■ INSTRUCTIONS FOR THE TASK:
Output the lines below as a JSON array of strings, one string per line, with blank lines and the pictures omitted.

■ DATA LISTING:
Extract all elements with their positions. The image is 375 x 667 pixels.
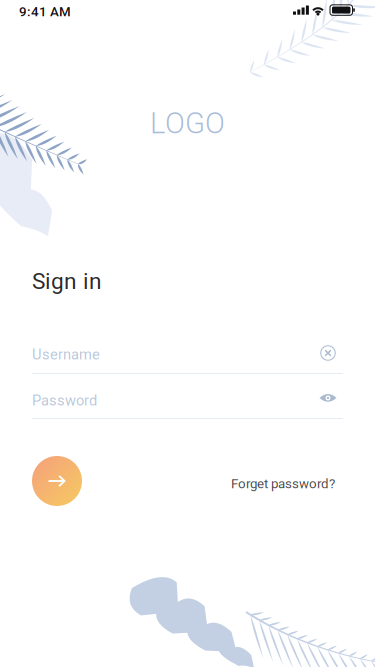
button[interactable]: Forget password?	[231, 476, 335, 492]
button[interactable]: Sign in	[32, 456, 82, 506]
button[interactable]: Show password	[313, 383, 343, 413]
button[interactable]: Clear username	[313, 338, 343, 368]
staticText: LOGO	[150, 106, 225, 140]
staticText: Forget password?	[231, 476, 335, 492]
staticText: Username	[32, 346, 100, 363]
staticText: 9:41 AM	[19, 4, 71, 20]
staticText: Sign in	[32, 268, 102, 295]
staticText: Password	[32, 392, 97, 409]
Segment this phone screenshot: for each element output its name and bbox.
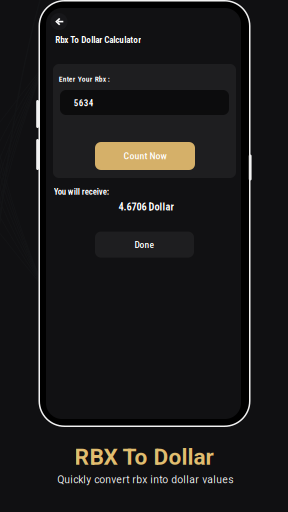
button[interactable]: Done <box>95 232 194 258</box>
staticText: Done <box>134 239 154 250</box>
staticText: You will receive: <box>54 187 109 197</box>
staticText: Count Now <box>124 150 166 162</box>
staticText: Enter Your Rbx : <box>59 75 110 84</box>
staticText: Quickly convert rbx into dollar values <box>57 474 233 486</box>
staticText: RBX To Dollar <box>75 444 214 470</box>
staticText: 4.6706 Dollar <box>118 201 173 213</box>
staticText: Rbx To Dollar Calculator <box>55 34 141 45</box>
staticText: 5634 <box>74 98 94 108</box>
button[interactable]: Count Now <box>95 142 195 170</box>
button[interactable]: Back <box>48 11 70 33</box>
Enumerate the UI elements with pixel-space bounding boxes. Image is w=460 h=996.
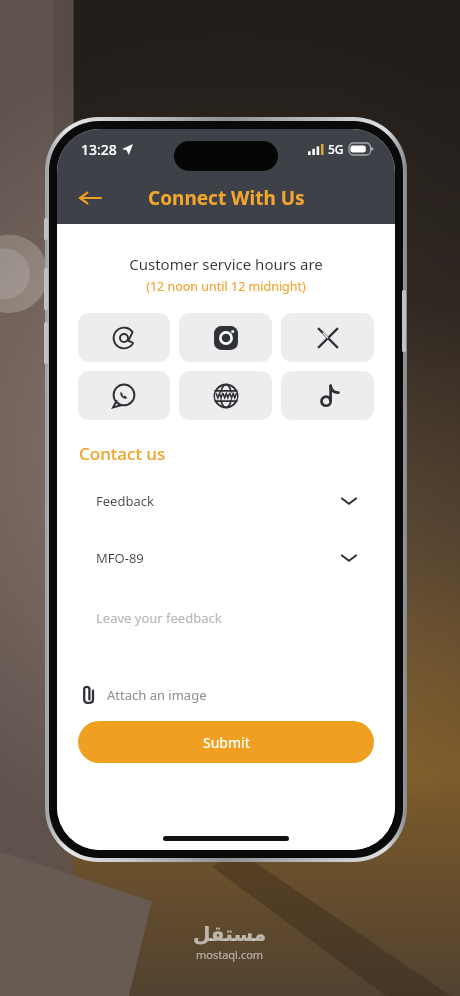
button[interactable]: WhatsApp [78, 371, 170, 420]
staticText: Feedback [96, 492, 154, 510]
staticText: Contact us [79, 442, 166, 465]
button[interactable]: Instagram [179, 313, 272, 362]
staticText: Submit [203, 733, 250, 752]
staticText: مستقل [193, 922, 267, 945]
staticText: mostaql.com [196, 947, 264, 962]
button[interactable]: Email [78, 313, 170, 362]
button[interactable]: Website [179, 371, 272, 420]
staticText: (12 noon until 12 midnight) [57, 278, 395, 295]
button[interactable]: MFO-89 [78, 534, 374, 581]
staticText: Leave your feedback [96, 609, 222, 627]
staticText: 5G [328, 141, 344, 157]
button[interactable]: TikTok [281, 371, 374, 420]
button[interactable]: Leave your feedback [78, 591, 374, 673]
staticText: 13:28 [81, 140, 117, 159]
button[interactable]: Submit [78, 721, 374, 763]
button[interactable]: Attach an image [79, 685, 207, 705]
button[interactable]: Feedback [78, 477, 374, 524]
staticText: Connect With Us [148, 185, 305, 211]
staticText: Customer service hours are [57, 254, 395, 274]
button[interactable]: X [281, 313, 374, 362]
staticText: Attach an image [107, 686, 207, 704]
staticText: MFO-89 [96, 549, 144, 567]
button[interactable]: Back [71, 179, 109, 217]
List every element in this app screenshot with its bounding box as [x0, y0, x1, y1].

■ SOLUTION TO THIS TASK:
[
  "Extract all elements with their positions. The image is 375 x 667 pixels.",
  "button[interactable]: Forget password?\t[231, 476, 335, 492]",
  "button[interactable]: Sign in\t[32, 456, 82, 506]",
  "button[interactable]: Show password\t[313, 383, 343, 413]",
  "button[interactable]: Clear username\t[313, 338, 343, 368]",
  "staticText: LOGO\t[150, 106, 225, 140]",
  "staticText: Forget password?\t[231, 476, 335, 492]",
  "staticText: Username\t[32, 346, 100, 363]",
  "staticText: 9:41 AM\t[19, 4, 71, 20]",
  "staticText: Sign in\t[32, 268, 102, 295]",
  "staticText: Password\t[32, 392, 97, 409]",
  "Segment this phone screenshot: for each element output its name and bbox.",
  "button[interactable]: Done <box>95 232 194 258</box>",
  "staticText: Done <box>134 239 154 250</box>",
  "staticText: You will receive: <box>54 187 109 197</box>",
  "staticText: Count Now <box>124 150 166 162</box>",
  "staticText: Enter Your Rbx : <box>59 75 110 84</box>",
  "staticText: Quickly convert rbx into dollar values <box>57 474 233 486</box>",
  "staticText: RBX To Dollar <box>75 444 214 470</box>",
  "staticText: 4.6706 Dollar <box>118 201 173 213</box>",
  "staticText: Rbx To Dollar Calculator <box>55 34 141 45</box>",
  "staticText: 5634 <box>74 98 94 108</box>",
  "button[interactable]: Count Now <box>95 142 195 170</box>",
  "button[interactable]: Back <box>48 11 70 33</box>",
  "Enumerate the UI elements with pixel-space bounding boxes. Image is w=460 h=996.",
  "button[interactable]: WhatsApp [78, 371, 170, 420]",
  "staticText: Feedback [96, 492, 154, 510]",
  "staticText: Contact us [79, 442, 166, 465]",
  "button[interactable]: Instagram [179, 313, 272, 362]",
  "staticText: Submit [203, 733, 250, 752]",
  "staticText: مستقل [193, 922, 267, 945]",
  "staticText: mostaql.com [196, 947, 264, 962]",
  "button[interactable]: Email [78, 313, 170, 362]",
  "button[interactable]: Website [179, 371, 272, 420]",
  "staticText: (12 noon until 12 midnight) [57, 278, 395, 295]",
  "button[interactable]: MFO-89 [78, 534, 374, 581]",
  "staticText: Leave your feedback [96, 609, 222, 627]",
  "staticText: 5G [328, 141, 344, 157]",
  "button[interactable]: TikTok [281, 371, 374, 420]",
  "button[interactable]: Leave your feedback [78, 591, 374, 673]",
  "staticText: 13:28 [81, 140, 117, 159]",
  "button[interactable]: Submit [78, 721, 374, 763]",
  "button[interactable]: Attach an image [79, 685, 207, 705]",
  "button[interactable]: Feedback [78, 477, 374, 524]",
  "staticText: Connect With Us [148, 185, 305, 211]",
  "staticText: Customer service hours are [57, 254, 395, 274]",
  "button[interactable]: X [281, 313, 374, 362]",
  "staticText: Attach an image [107, 686, 207, 704]",
  "staticText: MFO-89 [96, 549, 144, 567]",
  "button[interactable]: Back [71, 179, 109, 217]",
  "List every element in this app screenshot with its bounding box as [x0, y0, x1, y1]."
]